STATED EXERCISE A :: Please set down the stretch of the C/C++ rotate text from "Although this x86-64" through "upon the compiler.", copying it word for word.

EXCERPTED TEXT ::
:::
Safe, Efficient, and Portable Rotate in C/C++


Rotating a computer integer is just like shifting, except that when a bit falls off one end of the register, it is used to fill the vacated bit position at the other end. Rotate is used in encryption and decryption, so we want it to be fast. The obvious C/C++ code for left rotate is:

uint32_t rotl32a (uint32_t x, uint32_t n)
{
  return (x<<n) | (x>>(32-n));
}

Modern compilers will recognize this code and emit a rotate instruction, if available:

rotl32a: 
        movb    %sil, %cl
        roll    %cl, %edi
        movl    %edi, %eax
        ret

The source and assembly code for right rotate are analogous.

Although this x86-64 rotate instruction will have the expected behavior (acting as a nop) when asked to rotate by 0 or 32 places, this C/C++ function must only be called with n in the range 1-31. Outside of that range, the code has undefined behavior due to shifting a 32-bit value by 32 places. In general, crypto codes are designed to avoid rotating 32-bit words by 32 places. However, as seen in my last post, the current versions of five of the 10 open source crypto libraries that I examined perform rotations by 0 places — a potentially serious bug because C/C++ compilers have unpredictable results when shifting past bitwidth. Bear in mind that the well-definedness of the eventual instruction does not rescue the situation: it is the source code that places (or in this case, fails to place) obligations upon the compiler.

Here’s a safer rotate function:

uint32_t rotl32b (uint32_t x, uint32_t n)
:::
GIVEN DATA ::
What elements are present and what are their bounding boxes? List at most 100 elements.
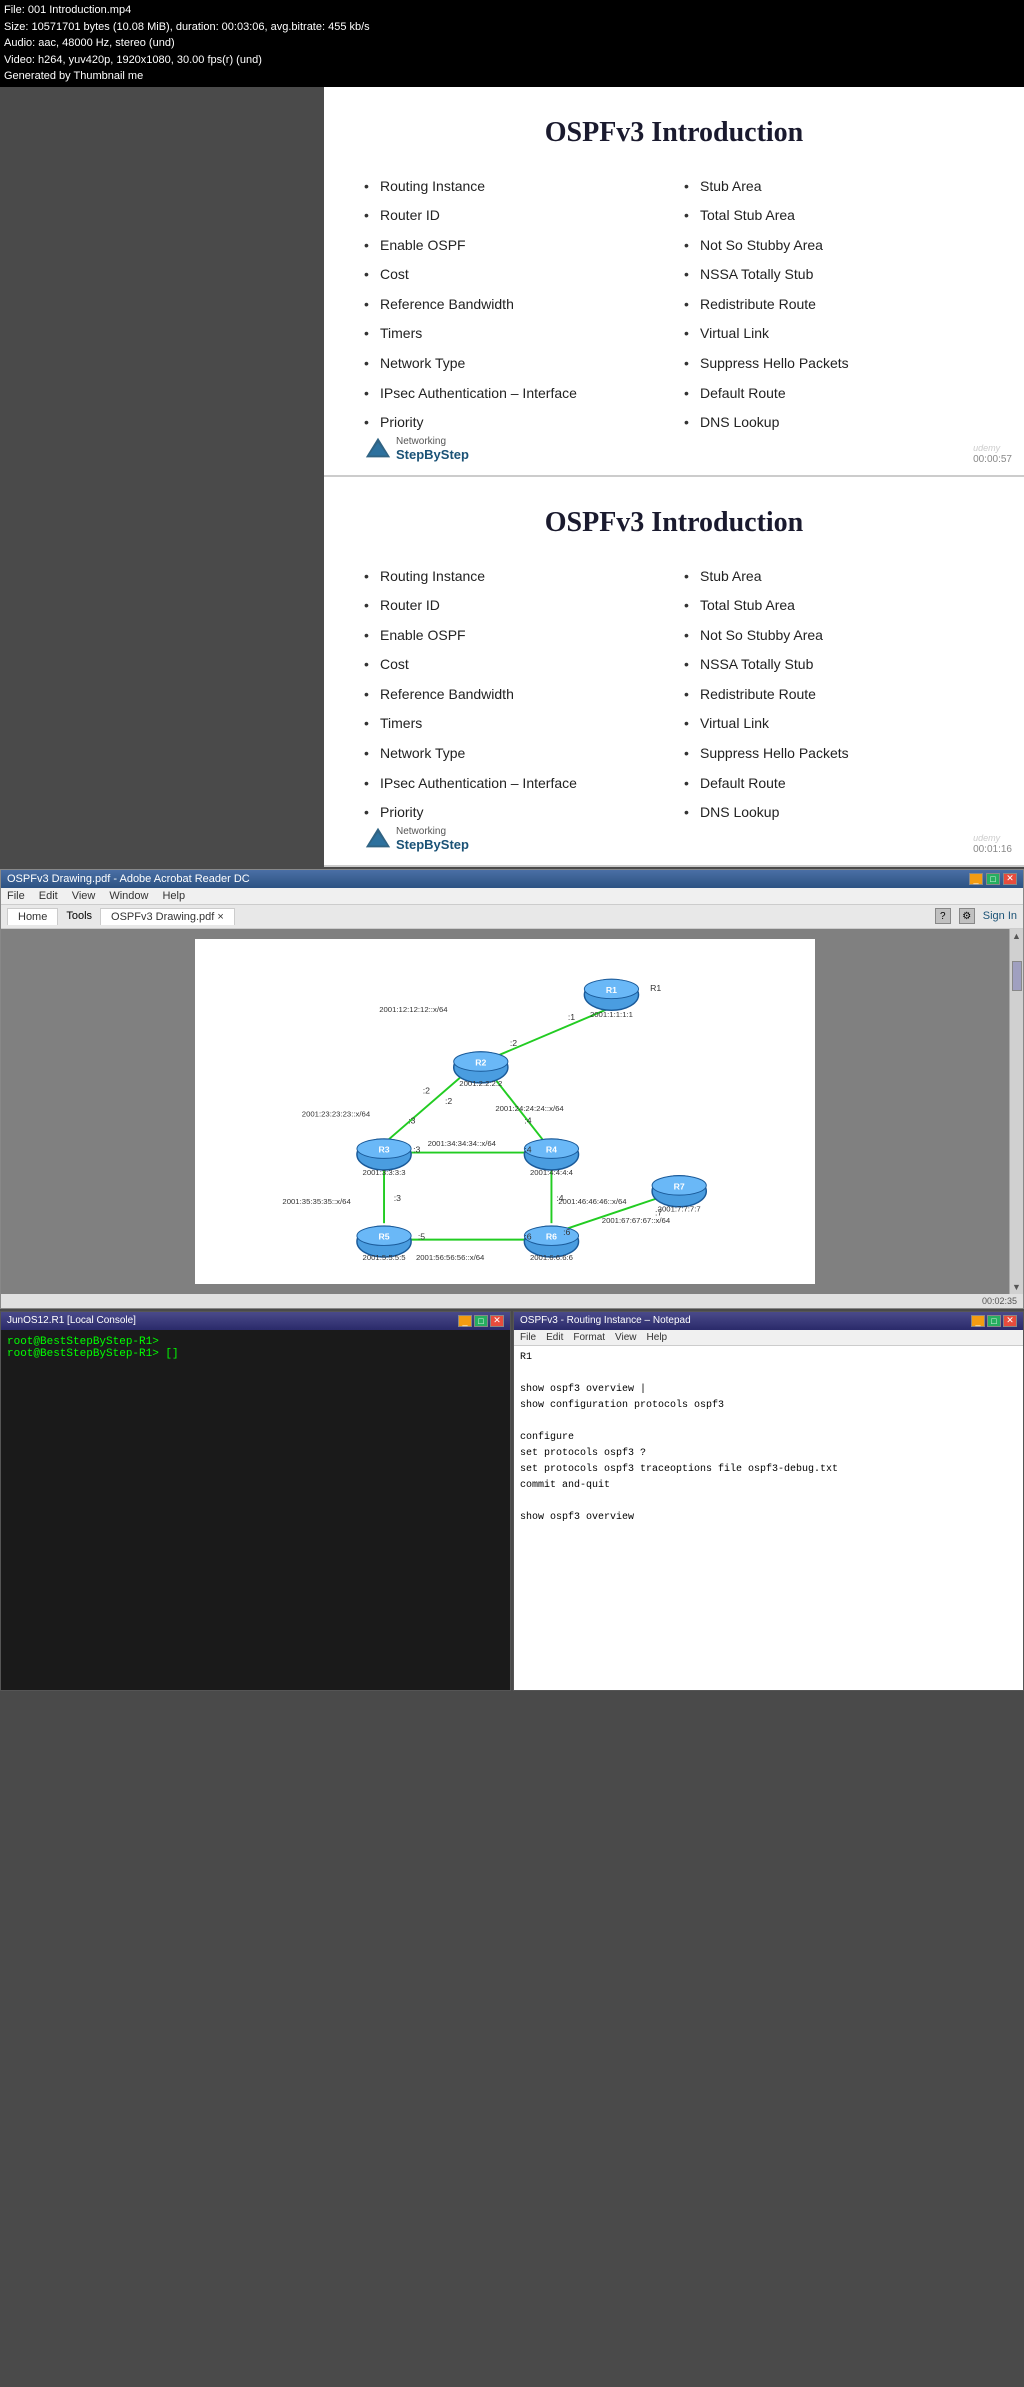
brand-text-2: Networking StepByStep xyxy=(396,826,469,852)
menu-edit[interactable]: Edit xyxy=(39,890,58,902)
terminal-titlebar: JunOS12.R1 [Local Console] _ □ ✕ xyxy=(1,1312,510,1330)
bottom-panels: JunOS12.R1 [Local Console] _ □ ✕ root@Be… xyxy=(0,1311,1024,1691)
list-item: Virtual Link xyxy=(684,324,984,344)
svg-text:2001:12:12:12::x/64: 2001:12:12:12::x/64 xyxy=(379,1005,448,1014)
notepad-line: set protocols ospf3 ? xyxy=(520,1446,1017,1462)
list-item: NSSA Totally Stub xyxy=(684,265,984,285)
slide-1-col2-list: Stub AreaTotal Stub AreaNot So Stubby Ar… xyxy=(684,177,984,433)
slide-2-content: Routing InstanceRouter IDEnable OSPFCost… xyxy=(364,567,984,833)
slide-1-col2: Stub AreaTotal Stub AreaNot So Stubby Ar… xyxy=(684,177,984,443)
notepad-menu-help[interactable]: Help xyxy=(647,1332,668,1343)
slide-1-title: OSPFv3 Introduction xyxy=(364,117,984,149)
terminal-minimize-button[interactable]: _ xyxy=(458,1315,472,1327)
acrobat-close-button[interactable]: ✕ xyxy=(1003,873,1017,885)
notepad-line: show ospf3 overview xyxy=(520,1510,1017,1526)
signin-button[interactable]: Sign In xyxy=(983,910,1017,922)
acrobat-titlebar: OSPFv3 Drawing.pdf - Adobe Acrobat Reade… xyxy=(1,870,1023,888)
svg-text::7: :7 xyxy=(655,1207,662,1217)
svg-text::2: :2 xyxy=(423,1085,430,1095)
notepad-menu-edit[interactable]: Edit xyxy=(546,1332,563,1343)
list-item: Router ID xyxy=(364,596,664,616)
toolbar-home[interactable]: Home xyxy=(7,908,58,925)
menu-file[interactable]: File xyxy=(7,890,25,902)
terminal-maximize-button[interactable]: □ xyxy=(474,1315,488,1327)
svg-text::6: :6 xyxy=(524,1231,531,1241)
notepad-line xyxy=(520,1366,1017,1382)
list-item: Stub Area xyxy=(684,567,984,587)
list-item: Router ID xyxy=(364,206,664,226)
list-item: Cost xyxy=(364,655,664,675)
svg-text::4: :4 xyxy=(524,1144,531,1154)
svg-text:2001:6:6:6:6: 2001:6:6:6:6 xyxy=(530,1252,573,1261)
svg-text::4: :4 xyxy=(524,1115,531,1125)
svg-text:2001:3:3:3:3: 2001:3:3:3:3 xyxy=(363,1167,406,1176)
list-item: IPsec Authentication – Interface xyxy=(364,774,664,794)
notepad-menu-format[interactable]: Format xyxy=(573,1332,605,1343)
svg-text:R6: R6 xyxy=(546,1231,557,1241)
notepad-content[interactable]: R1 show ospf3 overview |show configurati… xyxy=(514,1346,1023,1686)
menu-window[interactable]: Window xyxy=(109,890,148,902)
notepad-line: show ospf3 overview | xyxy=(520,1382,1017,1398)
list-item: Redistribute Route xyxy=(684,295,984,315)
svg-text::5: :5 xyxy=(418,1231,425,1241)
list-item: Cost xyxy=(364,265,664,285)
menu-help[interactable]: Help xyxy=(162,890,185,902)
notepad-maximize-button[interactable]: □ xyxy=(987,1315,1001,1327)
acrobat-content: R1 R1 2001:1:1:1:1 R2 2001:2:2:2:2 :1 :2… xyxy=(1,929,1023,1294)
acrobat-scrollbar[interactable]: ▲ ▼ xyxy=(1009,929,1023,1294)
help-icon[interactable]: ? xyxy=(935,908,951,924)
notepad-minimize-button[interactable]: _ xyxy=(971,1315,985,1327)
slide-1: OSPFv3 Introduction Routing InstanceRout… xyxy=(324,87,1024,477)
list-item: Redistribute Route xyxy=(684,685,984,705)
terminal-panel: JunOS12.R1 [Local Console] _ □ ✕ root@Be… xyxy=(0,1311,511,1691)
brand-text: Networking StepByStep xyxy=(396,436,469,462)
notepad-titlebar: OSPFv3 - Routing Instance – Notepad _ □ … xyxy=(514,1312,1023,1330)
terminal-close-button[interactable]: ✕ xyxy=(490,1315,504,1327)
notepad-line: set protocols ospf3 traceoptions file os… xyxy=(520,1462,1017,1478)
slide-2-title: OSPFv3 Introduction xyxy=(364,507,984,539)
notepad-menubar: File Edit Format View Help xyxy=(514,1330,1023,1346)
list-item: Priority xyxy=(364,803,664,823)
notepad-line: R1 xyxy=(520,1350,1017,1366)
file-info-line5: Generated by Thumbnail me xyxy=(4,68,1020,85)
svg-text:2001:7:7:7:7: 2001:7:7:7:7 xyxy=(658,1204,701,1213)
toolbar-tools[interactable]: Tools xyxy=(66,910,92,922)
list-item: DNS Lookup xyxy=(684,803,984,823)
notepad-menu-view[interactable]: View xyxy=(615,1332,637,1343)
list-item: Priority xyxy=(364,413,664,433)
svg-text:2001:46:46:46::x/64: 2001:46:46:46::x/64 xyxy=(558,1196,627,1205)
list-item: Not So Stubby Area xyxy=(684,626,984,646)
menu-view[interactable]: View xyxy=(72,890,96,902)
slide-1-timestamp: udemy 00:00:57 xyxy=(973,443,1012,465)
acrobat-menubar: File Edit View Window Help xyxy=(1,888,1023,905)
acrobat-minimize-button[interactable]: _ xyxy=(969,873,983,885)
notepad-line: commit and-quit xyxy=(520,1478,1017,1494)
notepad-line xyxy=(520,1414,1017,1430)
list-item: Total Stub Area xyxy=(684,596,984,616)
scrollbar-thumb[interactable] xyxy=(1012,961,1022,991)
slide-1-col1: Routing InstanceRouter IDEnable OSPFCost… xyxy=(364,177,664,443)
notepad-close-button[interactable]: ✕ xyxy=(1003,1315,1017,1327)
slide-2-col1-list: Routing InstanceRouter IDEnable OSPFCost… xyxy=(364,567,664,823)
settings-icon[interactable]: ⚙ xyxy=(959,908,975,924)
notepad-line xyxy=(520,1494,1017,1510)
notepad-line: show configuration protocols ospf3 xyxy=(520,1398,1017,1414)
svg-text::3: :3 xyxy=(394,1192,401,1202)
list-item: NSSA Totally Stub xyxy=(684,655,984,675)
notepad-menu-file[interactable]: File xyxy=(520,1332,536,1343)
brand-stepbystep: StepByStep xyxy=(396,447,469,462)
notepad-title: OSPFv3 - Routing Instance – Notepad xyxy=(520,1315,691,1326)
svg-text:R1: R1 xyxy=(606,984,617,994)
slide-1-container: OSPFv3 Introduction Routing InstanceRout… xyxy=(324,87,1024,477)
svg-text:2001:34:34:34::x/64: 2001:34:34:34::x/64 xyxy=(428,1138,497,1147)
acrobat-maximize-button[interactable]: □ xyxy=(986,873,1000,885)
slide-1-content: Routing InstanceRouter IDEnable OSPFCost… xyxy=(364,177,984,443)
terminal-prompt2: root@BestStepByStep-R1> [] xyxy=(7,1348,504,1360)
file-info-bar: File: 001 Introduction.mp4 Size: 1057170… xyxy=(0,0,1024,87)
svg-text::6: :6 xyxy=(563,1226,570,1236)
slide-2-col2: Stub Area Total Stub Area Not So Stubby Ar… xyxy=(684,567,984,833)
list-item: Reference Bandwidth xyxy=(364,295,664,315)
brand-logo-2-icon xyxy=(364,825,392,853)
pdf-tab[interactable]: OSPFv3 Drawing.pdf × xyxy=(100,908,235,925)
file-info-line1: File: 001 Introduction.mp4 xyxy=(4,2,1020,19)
:::
STATED EXERCISE B :: Edit the stretch of the listing from the line containing "brand-text-2: Networking StepByStep" through the line containing "list-item: NSSA Totally Stub xyxy=(684,265,984,285)", swapping "Virtual Link" for "Virtual Circuit" and changing nothing else. Return only those lines.

WRITTEN SOLUTION A ::
Although this x86-64 rotate instruction will have the expected behavior (acting as a nop) when asked to rotate by 0 or 32 places, this C/C++ function must only be called with n in the range 1-31. Outside of that range, the code has undefined behavior due to shifting a 32-bit value by 32 places. In general, crypto codes are designed to avoid rotating 32-bit words by 32 places. However, as seen in my last post, the current versions of five of the 10 open source crypto libraries that I examined perform rotations by 0 places — a potentially serious bug because C/C++ compilers have unpredictable results when shifting past bitwidth. Bear in mind that the well-definedness of the eventual instruction does not rescue the situation: it is the source code that places (or in this case, fails to place) obligations upon the compiler.

WRITTEN SOLUTION B ::
brand-text-2: Networking StepByStep xyxy=(396,826,469,852)
menu-edit[interactable]: Edit xyxy=(39,890,58,902)
terminal-titlebar: JunOS12.R1 [Local Console] _ □ ✕ xyxy=(1,1312,510,1330)
bottom-panels: JunOS12.R1 [Local Console] _ □ ✕ root@Be… xyxy=(0,1311,1024,1691)
list-item: Virtual Circuit xyxy=(684,324,984,344)
svg-text:2001:12:12:12::x/64: 2001:12:12:12::x/64 xyxy=(379,1005,448,1014)
notepad-line: set protocols ospf3 ? xyxy=(520,1446,1017,1462)
list-item: NSSA Totally Stub xyxy=(684,265,984,285)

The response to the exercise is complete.